Dataset excerpt:

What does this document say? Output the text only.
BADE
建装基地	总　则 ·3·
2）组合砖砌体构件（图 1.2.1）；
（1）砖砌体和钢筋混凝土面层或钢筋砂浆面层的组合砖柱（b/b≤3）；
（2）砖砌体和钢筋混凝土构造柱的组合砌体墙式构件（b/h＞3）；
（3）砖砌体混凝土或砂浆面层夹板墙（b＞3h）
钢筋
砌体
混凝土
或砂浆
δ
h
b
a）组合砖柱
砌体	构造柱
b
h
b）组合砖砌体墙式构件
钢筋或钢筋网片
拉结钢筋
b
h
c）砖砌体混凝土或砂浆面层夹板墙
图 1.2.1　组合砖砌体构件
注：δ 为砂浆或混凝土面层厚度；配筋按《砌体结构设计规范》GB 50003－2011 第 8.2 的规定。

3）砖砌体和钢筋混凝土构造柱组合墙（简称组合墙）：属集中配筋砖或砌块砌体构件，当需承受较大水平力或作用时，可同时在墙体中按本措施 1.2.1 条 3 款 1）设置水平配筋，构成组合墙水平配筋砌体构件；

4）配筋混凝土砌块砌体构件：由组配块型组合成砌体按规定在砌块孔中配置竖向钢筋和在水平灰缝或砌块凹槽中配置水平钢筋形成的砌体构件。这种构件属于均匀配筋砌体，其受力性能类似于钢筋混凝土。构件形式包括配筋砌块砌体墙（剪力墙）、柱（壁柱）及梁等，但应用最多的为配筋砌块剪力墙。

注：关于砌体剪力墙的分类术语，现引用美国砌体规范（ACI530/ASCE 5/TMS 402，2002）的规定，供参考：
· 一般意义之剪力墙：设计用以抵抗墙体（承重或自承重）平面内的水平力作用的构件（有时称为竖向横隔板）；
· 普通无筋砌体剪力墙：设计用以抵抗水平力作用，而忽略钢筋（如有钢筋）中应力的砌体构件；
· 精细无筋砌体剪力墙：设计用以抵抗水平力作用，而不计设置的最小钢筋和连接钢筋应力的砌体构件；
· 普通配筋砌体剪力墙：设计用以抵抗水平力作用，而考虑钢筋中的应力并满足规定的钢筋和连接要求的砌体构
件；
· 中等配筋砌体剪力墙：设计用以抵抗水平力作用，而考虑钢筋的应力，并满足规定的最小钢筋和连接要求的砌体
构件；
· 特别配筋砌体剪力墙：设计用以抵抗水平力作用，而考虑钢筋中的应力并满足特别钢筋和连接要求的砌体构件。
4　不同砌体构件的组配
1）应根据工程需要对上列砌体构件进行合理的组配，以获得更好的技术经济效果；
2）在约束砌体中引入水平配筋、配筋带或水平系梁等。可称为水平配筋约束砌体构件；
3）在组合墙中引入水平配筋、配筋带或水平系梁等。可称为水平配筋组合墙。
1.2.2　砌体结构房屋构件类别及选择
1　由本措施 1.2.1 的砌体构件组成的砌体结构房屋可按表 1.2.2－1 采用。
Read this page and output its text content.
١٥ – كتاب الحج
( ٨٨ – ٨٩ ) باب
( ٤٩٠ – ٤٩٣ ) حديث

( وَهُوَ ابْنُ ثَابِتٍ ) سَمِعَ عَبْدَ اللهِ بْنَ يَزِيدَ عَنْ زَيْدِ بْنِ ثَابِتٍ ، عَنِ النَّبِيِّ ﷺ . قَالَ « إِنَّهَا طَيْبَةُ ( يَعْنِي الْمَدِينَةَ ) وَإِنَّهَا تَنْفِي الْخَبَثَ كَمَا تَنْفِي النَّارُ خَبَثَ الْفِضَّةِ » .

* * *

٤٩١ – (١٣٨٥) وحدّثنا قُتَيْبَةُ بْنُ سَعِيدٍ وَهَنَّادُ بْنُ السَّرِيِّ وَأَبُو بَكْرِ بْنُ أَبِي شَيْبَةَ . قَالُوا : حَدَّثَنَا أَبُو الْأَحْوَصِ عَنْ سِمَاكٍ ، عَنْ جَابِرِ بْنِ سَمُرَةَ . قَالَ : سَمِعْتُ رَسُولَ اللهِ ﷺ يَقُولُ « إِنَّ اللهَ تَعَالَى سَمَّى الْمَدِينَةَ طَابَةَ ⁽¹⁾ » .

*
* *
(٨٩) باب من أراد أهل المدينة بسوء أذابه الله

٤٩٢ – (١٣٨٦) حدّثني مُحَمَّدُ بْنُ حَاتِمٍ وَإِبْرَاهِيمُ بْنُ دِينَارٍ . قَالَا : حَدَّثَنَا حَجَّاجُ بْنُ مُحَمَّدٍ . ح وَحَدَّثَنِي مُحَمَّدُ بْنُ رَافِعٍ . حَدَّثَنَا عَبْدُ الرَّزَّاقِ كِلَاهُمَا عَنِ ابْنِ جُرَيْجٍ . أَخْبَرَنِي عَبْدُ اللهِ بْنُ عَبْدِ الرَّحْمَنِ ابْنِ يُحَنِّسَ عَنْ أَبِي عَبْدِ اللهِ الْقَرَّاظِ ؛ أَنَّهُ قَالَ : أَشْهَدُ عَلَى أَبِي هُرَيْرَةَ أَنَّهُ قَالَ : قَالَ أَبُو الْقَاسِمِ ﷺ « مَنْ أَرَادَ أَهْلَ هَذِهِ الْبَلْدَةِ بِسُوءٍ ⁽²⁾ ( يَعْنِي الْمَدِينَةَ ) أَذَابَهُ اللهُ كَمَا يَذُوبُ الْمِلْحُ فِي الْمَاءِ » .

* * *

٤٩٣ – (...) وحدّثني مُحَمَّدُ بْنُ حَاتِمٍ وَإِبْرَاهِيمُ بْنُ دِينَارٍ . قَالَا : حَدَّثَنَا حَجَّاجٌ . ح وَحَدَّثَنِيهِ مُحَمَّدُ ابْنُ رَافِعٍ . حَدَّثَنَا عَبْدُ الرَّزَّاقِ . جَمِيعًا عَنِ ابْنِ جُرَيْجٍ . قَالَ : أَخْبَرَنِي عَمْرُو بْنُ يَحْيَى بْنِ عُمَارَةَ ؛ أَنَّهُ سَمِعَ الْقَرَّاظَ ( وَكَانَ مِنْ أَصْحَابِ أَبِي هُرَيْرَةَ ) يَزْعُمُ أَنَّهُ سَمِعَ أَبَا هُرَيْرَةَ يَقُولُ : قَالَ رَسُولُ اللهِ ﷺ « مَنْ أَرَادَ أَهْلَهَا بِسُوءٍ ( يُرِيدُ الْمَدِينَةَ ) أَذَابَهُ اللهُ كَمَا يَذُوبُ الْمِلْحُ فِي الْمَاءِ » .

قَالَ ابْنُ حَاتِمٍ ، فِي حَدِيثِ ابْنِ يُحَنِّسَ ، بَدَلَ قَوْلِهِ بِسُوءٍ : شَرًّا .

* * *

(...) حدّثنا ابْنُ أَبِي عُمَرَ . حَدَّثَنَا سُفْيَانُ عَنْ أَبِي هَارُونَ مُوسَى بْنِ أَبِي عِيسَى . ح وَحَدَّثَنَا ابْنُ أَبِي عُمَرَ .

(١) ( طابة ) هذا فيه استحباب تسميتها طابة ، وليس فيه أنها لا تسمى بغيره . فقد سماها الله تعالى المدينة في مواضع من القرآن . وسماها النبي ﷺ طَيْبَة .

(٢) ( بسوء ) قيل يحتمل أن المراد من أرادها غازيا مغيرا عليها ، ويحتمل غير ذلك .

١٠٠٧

INSTRUCTION: List the lines of the entries that include "text".

FINISHED TASK:
What does this document say? Output the text only.
Read this page and output its text content.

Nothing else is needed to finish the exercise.